Reproduce the listing below line for line, without changing anything. Leave out the pictures.

### RECORD EXTRACTS
· · · · ·

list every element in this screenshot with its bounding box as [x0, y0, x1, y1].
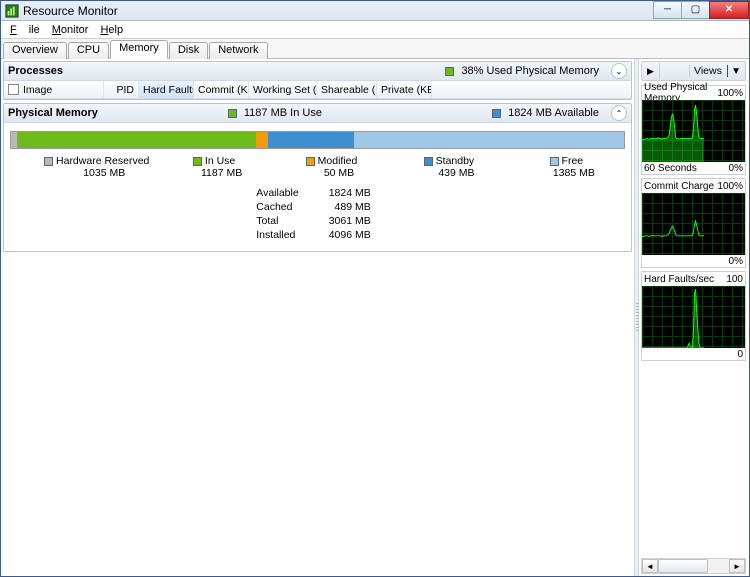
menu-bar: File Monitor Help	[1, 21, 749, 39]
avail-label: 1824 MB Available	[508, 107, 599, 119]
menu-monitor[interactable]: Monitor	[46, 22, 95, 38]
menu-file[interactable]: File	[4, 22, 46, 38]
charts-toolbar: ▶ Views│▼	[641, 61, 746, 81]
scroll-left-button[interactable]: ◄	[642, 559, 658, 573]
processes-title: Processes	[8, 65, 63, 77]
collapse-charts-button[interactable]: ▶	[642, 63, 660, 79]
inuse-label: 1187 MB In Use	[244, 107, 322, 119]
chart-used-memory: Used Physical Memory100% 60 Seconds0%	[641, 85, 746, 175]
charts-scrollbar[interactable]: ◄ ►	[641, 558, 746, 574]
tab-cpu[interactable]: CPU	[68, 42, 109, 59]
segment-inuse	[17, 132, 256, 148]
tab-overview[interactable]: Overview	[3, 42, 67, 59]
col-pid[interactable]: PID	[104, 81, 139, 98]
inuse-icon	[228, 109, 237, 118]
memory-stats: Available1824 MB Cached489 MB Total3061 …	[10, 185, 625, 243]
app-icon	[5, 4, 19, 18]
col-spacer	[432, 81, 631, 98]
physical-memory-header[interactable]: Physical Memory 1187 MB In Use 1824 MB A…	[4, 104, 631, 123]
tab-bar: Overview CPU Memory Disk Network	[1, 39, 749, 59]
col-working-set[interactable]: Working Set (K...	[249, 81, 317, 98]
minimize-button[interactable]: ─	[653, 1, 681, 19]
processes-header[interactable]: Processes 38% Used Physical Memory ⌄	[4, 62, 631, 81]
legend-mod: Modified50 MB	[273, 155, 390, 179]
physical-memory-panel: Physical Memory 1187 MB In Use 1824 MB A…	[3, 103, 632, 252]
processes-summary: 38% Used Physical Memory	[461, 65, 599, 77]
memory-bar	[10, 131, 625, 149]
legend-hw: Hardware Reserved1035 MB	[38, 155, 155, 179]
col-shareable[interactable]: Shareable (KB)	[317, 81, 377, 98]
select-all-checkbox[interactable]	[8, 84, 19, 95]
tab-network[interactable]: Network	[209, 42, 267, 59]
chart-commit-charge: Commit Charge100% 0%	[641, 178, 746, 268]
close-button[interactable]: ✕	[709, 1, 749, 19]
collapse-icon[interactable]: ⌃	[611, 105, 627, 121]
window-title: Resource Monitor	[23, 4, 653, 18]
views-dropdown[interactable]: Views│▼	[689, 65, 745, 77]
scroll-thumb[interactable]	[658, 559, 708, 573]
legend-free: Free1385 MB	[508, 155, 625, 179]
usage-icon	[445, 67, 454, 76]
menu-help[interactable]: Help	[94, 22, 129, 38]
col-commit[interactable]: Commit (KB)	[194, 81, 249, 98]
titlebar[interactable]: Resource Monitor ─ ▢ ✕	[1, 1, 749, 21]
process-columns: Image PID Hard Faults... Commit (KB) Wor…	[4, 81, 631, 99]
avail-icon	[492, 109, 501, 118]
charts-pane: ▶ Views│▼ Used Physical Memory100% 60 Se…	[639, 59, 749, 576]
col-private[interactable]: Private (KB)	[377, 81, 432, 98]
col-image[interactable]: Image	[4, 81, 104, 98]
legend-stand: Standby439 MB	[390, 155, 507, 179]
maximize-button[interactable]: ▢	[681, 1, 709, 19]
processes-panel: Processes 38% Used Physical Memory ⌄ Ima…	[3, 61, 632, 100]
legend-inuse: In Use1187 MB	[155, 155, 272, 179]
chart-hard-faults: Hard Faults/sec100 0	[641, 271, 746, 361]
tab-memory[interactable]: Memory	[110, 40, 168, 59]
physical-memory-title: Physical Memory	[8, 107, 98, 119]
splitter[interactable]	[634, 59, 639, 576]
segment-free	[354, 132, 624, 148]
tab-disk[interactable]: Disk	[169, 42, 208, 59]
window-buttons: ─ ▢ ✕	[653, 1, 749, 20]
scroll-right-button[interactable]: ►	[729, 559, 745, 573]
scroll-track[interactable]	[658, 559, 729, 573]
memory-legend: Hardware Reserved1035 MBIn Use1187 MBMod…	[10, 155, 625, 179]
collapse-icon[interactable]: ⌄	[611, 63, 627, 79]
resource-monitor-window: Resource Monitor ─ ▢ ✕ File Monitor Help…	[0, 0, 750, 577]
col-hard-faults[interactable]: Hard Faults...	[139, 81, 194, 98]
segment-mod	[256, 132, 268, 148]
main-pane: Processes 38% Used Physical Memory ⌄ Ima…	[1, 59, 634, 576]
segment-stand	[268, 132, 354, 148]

· · · · ·

### SOLUTION TO THIS PROBLEM
list every element in this screenshot with its bounding box as [x0, y0, x1, y1].
menu-bar: File Monitor Help	[1, 21, 749, 39]
avail-label: 1824 MB Available	[508, 107, 599, 119]
menu-monitor[interactable]: Monitor	[46, 22, 95, 38]
menu-file[interactable]: File	[4, 22, 46, 38]
charts-toolbar: ▶ Views│▼	[641, 61, 746, 81]
scroll-left-button[interactable]: ◄	[642, 559, 658, 573]
processes-title: Processes	[8, 65, 63, 77]
collapse-charts-button[interactable]: ▶	[642, 63, 660, 79]
inuse-label: 1187 MB In Use	[244, 107, 322, 119]
chart-used-memory: Used Physical Memory100% 60 Seconds0%	[641, 85, 746, 175]
charts-scrollbar[interactable]: ◄ ►	[641, 558, 746, 574]
tab-cpu[interactable]: CPU	[68, 42, 109, 59]
segment-inuse	[17, 132, 256, 148]
tab-overview[interactable]: Overview	[3, 42, 67, 59]
col-pid[interactable]: PID	[104, 81, 139, 98]
inuse-icon	[228, 109, 237, 118]
memory-stats: Available1824 MB Cached489 MB Total3061 …	[10, 185, 625, 243]
app-icon	[5, 4, 19, 18]
col-spacer	[432, 81, 631, 98]
physical-memory-header[interactable]: Physical Memory 1187 MB In Use 1824 MB A…	[4, 104, 631, 123]
tab-bar: Overview CPU Memory Disk Network	[1, 39, 749, 59]
col-working-set[interactable]: Working Set (K...	[249, 81, 317, 98]
minimize-button[interactable]: ─	[653, 1, 681, 19]
processes-header[interactable]: Processes 38% Used Physical Memory ⌄	[4, 62, 631, 81]
legend-mod: Modified50 MB	[273, 155, 390, 179]
physical-memory-panel: Physical Memory 1187 MB In Use 1824 MB A…	[3, 103, 632, 252]
processes-summary: 38% Used Physical Memory	[461, 65, 599, 77]
memory-bar	[10, 131, 625, 149]
legend-hw: Hardware Reserved1035 MB	[38, 155, 155, 179]
col-shareable[interactable]: Shareable (KB)	[317, 81, 377, 98]
select-all-checkbox[interactable]	[8, 84, 19, 95]
tab-network[interactable]: Network	[209, 42, 267, 59]
chart-commit-charge: Commit Charge100% 0%	[641, 178, 746, 268]
close-button[interactable]: ✕	[709, 1, 749, 19]
collapse-icon[interactable]: ⌃	[611, 105, 627, 121]
window-title: Resource Monitor	[23, 4, 653, 18]
views-dropdown[interactable]: Views│▼	[689, 65, 745, 77]
scroll-thumb[interactable]	[658, 559, 708, 573]
legend-free: Free1385 MB	[508, 155, 625, 179]
usage-icon	[445, 67, 454, 76]
menu-help[interactable]: Help	[94, 22, 129, 38]
col-commit[interactable]: Commit (KB)	[194, 81, 249, 98]
titlebar[interactable]: Resource Monitor ─ ▢ ✕	[1, 1, 749, 21]
process-columns: Image PID Hard Faults... Commit (KB) Wor…	[4, 81, 631, 99]
avail-icon	[492, 109, 501, 118]
charts-pane: ▶ Views│▼ Used Physical Memory100% 60 Se…	[639, 59, 749, 576]
col-private[interactable]: Private (KB)	[377, 81, 432, 98]
col-image[interactable]: Image	[4, 81, 104, 98]
legend-stand: Standby439 MB	[390, 155, 507, 179]
maximize-button[interactable]: ▢	[681, 1, 709, 19]
processes-panel: Processes 38% Used Physical Memory ⌄ Ima…	[3, 61, 632, 100]
legend-inuse: In Use1187 MB	[155, 155, 272, 179]
chart-hard-faults: Hard Faults/sec100 0	[641, 271, 746, 361]
tab-memory[interactable]: Memory	[110, 40, 168, 59]
physical-memory-title: Physical Memory	[8, 107, 98, 119]
splitter[interactable]	[634, 59, 639, 576]
segment-free	[354, 132, 624, 148]
tab-disk[interactable]: Disk	[169, 42, 208, 59]
window-buttons: ─ ▢ ✕	[653, 1, 749, 20]
scroll-right-button[interactable]: ►	[729, 559, 745, 573]
scroll-track[interactable]	[658, 559, 729, 573]
memory-legend: Hardware Reserved1035 MBIn Use1187 MBMod…	[10, 155, 625, 179]
collapse-icon[interactable]: ⌄	[611, 63, 627, 79]
resource-monitor-window: Resource Monitor ─ ▢ ✕ File Monitor Help…	[0, 0, 750, 577]
col-hard-faults[interactable]: Hard Faults...	[139, 81, 194, 98]
segment-mod	[256, 132, 268, 148]
main-pane: Processes 38% Used Physical Memory ⌄ Ima…	[1, 59, 634, 576]
segment-stand	[268, 132, 354, 148]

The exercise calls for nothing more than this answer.